:: Dataset records

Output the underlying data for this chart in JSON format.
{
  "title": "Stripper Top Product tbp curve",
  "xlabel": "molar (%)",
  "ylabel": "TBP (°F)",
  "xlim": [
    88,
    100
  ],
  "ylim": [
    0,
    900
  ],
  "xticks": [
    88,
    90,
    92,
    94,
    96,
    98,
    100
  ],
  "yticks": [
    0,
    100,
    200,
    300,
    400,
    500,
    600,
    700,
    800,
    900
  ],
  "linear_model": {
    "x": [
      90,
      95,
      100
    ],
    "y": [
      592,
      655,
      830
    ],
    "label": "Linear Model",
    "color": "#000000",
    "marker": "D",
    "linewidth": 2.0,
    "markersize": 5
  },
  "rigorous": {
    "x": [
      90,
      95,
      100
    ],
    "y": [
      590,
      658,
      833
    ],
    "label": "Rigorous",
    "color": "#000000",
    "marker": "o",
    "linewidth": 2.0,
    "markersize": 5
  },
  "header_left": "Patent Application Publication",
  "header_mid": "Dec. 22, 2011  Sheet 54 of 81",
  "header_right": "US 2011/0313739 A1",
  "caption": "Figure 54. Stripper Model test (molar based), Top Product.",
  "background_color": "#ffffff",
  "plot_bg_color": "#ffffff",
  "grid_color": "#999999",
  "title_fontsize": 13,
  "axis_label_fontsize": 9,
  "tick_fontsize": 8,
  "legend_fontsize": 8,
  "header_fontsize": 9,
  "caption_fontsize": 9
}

::::

_To be done:_ List the lines of the entries that include "molar".

_Result for this exercise:_
  "xlabel": "molar (%)",
  "caption": "Figure 54. Stripper Model test (molar based), Top Product.",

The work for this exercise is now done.